◆ **PROBLEM**
In the entries below, identify every line with the string "Mart" and copy it.

◆ **DATA IN THIS EXERCISE**
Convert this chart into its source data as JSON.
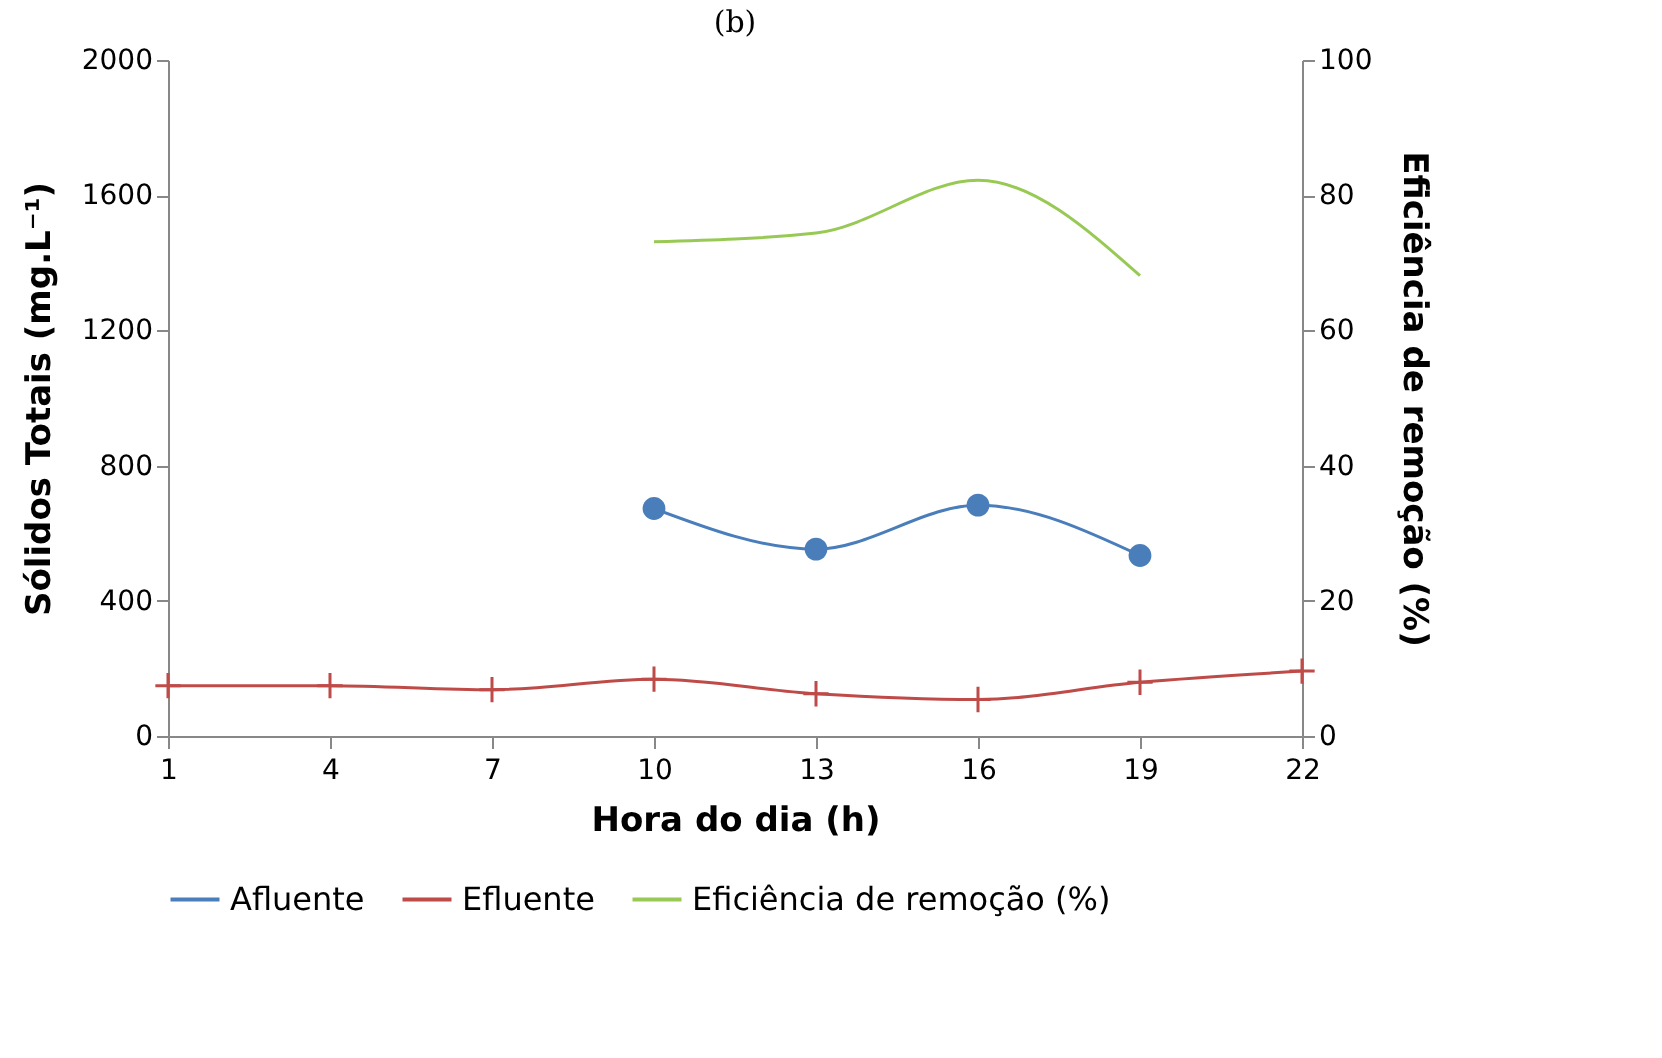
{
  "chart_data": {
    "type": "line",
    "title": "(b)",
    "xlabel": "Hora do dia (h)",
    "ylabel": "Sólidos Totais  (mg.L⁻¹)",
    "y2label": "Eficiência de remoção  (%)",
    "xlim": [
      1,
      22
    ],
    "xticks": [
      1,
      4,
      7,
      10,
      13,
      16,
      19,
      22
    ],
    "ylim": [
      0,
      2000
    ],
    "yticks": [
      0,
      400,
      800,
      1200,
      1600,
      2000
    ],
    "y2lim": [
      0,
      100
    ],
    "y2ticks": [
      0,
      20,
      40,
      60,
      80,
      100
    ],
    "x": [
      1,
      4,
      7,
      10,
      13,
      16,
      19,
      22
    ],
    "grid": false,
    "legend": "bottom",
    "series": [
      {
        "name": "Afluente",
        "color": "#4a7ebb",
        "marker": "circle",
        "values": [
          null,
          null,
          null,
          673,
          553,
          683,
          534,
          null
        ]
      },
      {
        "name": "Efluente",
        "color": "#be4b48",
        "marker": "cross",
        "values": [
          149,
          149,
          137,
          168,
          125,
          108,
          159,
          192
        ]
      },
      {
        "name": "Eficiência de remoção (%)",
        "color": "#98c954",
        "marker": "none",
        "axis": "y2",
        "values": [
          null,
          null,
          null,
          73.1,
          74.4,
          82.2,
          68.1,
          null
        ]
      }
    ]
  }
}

--

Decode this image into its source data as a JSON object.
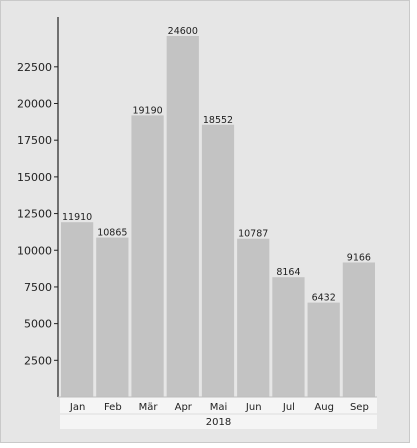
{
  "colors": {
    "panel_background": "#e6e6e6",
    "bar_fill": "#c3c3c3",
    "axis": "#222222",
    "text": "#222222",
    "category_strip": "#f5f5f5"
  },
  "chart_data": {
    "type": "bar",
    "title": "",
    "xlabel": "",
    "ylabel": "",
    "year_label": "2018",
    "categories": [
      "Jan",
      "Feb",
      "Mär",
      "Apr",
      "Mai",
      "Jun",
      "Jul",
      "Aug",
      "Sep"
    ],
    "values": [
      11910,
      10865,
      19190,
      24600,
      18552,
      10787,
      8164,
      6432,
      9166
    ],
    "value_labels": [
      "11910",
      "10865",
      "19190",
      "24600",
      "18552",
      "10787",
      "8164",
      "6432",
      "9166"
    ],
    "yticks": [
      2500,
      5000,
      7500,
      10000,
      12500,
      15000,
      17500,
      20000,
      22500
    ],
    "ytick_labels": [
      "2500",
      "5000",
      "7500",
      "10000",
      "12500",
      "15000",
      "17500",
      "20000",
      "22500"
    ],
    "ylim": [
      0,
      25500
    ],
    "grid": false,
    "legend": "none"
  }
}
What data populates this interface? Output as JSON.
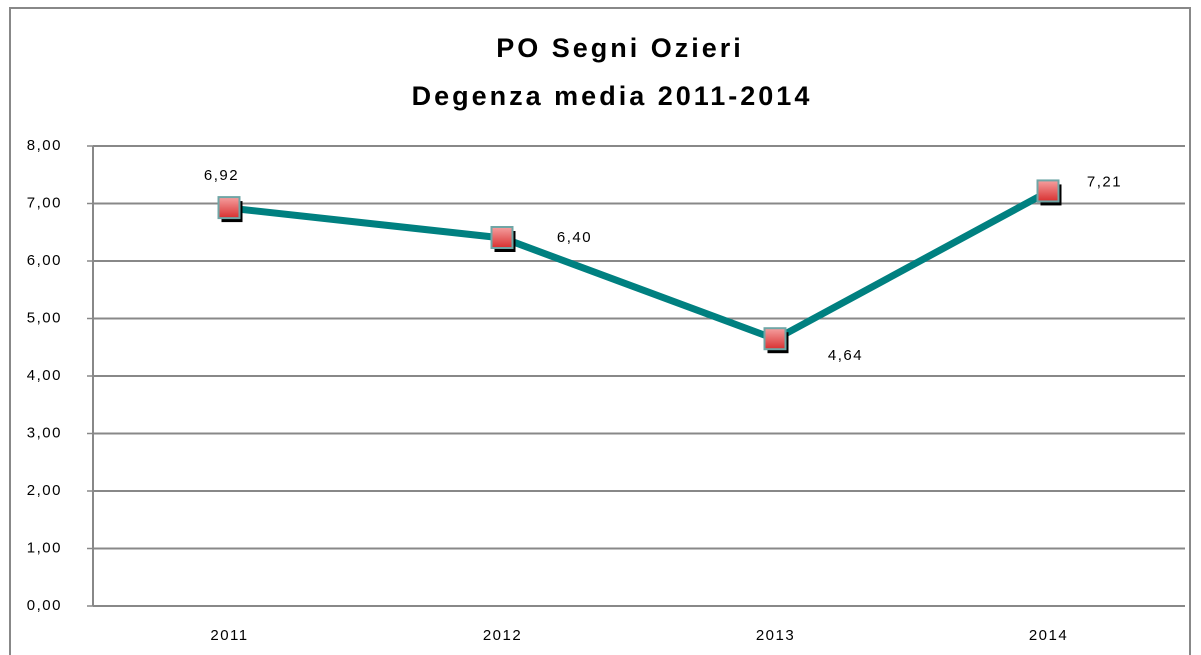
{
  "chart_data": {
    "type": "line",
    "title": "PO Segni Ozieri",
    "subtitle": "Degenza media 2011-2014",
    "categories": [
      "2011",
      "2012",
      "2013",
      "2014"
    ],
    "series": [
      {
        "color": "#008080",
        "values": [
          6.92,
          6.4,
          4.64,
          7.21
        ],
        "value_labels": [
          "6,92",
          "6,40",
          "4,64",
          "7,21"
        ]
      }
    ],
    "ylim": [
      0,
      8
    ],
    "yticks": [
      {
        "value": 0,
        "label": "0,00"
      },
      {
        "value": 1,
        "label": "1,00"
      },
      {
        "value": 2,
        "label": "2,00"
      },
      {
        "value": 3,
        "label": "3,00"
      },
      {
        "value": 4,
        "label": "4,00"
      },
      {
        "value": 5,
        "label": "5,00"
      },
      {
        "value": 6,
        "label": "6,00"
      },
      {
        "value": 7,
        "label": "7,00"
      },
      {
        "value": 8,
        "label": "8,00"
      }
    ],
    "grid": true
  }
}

...

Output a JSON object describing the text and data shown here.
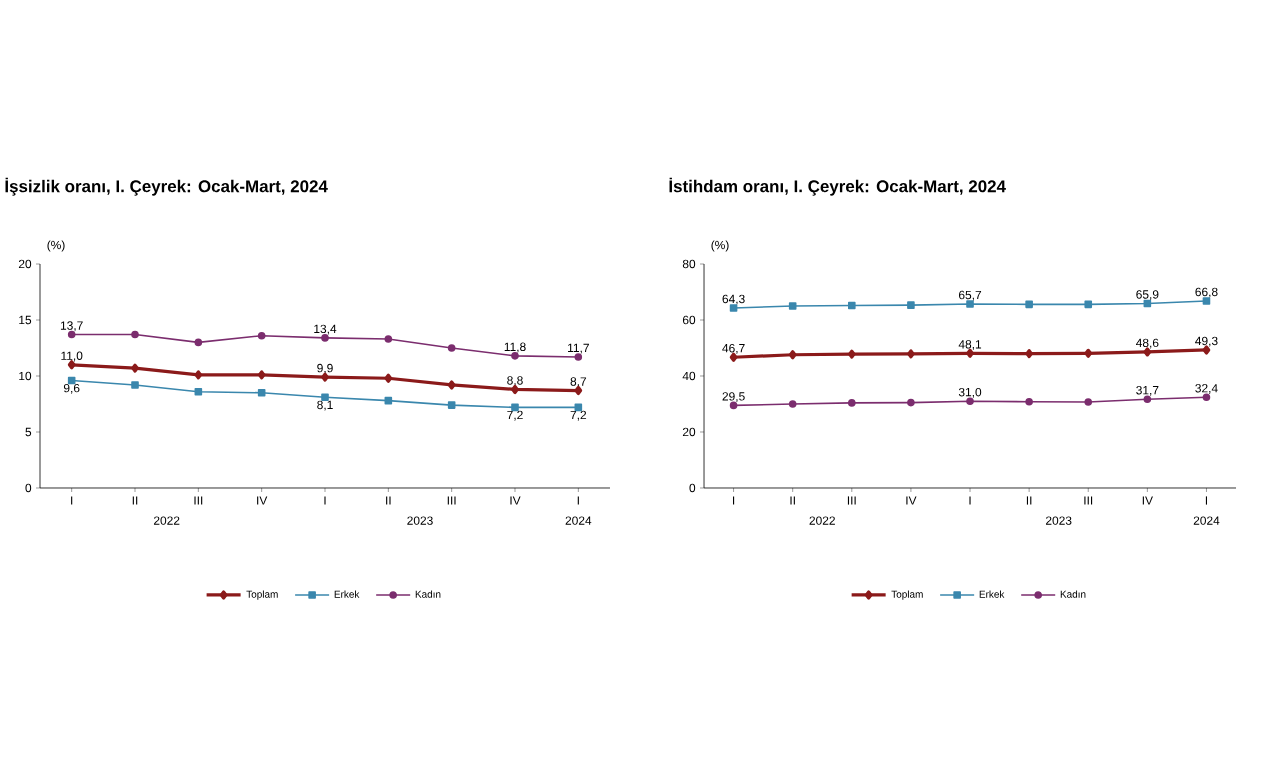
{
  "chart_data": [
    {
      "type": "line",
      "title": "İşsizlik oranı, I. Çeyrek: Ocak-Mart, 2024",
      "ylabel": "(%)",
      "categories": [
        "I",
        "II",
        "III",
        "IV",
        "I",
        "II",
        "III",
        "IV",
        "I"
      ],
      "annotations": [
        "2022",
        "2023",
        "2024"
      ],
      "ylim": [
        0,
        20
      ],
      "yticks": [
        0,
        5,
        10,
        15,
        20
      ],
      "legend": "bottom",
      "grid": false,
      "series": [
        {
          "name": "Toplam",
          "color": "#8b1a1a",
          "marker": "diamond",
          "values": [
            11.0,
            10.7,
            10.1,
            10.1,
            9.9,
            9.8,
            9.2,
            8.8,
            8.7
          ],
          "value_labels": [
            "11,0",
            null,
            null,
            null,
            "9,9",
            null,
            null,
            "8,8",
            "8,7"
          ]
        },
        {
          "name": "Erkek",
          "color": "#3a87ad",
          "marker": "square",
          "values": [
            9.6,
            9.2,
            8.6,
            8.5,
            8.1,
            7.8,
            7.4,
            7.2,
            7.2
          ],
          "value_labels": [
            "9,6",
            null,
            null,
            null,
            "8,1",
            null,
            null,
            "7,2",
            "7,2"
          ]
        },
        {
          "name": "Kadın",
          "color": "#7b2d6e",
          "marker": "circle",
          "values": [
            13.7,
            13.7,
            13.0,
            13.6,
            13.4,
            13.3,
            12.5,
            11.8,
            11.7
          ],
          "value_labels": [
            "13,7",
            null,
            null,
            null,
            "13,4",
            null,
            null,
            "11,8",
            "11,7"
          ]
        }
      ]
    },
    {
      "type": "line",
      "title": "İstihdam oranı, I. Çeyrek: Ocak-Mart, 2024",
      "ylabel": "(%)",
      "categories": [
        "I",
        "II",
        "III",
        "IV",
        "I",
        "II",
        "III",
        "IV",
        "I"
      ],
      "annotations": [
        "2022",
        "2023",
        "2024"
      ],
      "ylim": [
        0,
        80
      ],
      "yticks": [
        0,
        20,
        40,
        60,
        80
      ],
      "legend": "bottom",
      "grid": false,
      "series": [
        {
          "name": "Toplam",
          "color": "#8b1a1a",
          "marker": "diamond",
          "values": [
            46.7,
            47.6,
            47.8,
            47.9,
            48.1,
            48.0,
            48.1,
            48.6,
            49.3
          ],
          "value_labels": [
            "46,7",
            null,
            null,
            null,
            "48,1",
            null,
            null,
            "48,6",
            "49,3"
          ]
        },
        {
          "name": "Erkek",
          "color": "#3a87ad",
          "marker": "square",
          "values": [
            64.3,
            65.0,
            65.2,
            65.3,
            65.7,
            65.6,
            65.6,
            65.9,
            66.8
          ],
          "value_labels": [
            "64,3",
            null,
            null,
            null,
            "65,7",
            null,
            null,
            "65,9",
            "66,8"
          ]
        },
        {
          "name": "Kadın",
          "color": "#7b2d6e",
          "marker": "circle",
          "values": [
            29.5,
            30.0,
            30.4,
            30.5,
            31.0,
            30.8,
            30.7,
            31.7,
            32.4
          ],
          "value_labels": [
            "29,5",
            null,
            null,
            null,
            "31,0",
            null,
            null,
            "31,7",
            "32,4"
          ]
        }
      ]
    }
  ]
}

◆ **SOLVED EXERCISE**
      "title": "İşsizlik oranı, I. Çeyrek: Ocak-Mart, 2024",
      "title": "İstihdam oranı, I. Çeyrek: Ocak-Mart, 2024",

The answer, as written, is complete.